## 提示された抜粋
2013.03.21

【今年を振り返る】外の目を意識して


Y-Lab Blogの【今年を振り返る】シリーズ、今回はD2の伏木田稚子が担当いたします。

2012年度は、良くも悪くも、「外の目」を意識し続けた1年でした。
いつも考えて自分に問いかけていたのは、以下のような(ややネガティブな)視点です。
(A) 自分はほんとうに、外から見ても研究と呼べる取り組みができているのか?
(B) 自分の研究は、外のいろいろなそれと比べて、どこがダメで何が足りないのか?
(C) 外の世界(実践の現場)で役に立つような知見を、生み出そうと努力できているか?
このような「外の目」に関する視点をもつようになったきっかけと、それに対して考えていることを書き並べることで、今年の振り返りにしたいと思います。


■ 研究、できてる?(Aの視点)

今年の2月23日、24日の2日間、京都の立命館大学で第18回FDフォーラムが開かれました。

## 項目一覧
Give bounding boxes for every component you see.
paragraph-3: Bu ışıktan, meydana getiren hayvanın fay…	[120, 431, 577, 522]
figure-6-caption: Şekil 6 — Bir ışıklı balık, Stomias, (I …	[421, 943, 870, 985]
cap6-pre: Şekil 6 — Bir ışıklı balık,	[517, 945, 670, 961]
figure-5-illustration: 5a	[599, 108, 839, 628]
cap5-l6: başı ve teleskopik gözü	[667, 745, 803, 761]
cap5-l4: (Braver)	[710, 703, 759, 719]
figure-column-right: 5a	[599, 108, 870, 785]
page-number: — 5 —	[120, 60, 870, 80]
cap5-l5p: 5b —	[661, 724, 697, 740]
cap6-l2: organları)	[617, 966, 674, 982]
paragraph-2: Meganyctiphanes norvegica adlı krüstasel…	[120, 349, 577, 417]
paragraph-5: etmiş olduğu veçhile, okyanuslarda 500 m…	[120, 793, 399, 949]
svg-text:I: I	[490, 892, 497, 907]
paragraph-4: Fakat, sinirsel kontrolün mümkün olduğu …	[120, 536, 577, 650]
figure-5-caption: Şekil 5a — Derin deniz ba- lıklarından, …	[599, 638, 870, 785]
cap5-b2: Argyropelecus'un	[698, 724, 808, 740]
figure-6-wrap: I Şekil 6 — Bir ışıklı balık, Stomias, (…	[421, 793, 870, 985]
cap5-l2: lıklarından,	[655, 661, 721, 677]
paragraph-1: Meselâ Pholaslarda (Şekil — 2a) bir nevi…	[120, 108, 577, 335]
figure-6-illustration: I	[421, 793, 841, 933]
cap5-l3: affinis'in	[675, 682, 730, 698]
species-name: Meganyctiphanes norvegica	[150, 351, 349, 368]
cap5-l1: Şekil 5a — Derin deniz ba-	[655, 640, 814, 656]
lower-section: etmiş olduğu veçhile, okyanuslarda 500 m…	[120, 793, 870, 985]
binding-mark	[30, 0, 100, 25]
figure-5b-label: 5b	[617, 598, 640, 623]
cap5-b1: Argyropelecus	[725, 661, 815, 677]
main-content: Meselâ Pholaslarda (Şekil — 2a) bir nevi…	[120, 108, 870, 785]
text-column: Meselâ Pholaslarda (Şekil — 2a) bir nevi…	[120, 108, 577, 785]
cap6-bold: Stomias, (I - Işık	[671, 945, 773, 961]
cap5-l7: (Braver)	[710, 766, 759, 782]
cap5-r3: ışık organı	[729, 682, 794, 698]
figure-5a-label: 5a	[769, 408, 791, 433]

## 小問
研究の一年を振り返るブログ記事について、示された最後の文の次から続きを書いてください。

## 本課題の解答
わたしは2日目の第11分科会「学部ゼミナール運営の課題」で報告者として、これまでの4年間の研究について発表させていただきました。
その準備の過程では、揺らいでしまう研究への自信と、研究成果を社会に還していきたいという信念みたいなものの狭間で、研究することの意義や大切なプロセスをあらためて考えることができました。
教育の実際の場から問題を引き出し、その問題に合う研究方法を駆使して、実践的かつ学術的な意義のある知見を導出する。
そのために、常に自分の中にポケット(=問題意識)を増やし、ポケットに詰めるあれこれ(=先行研究、理論や概念、研究手法など)を蓄えていく必要性を痛感した1年でした。


■ あの人の研究、ほんとうにおもしろい!(Bの視点)

2012年の1月~3月に実施した教員と学生への調査について、データを分析し、結果を論文にまとめる作業をする中で、いろいろな分野の、自分の研究とは直接関係のないテーマの論文をやみくもに読みました。
その中で、読んでいてほんとうにわくわくする論文と出会う瞬間が幾度もありました。
豊潤な研究背景に裏打ちされた斬新な問題意識をもった論文、研究方法がスマートでていねいに結果がまとめられた論文、示唆に富む考察と広がりのある結論がわかりやすく書かれた論文などなど...。
感嘆のため息をつきながら、ときには自分の至らなさにほんとうに悲しくなりながら、どうすれば自分の論文を豊かにできるのか悩み続けました。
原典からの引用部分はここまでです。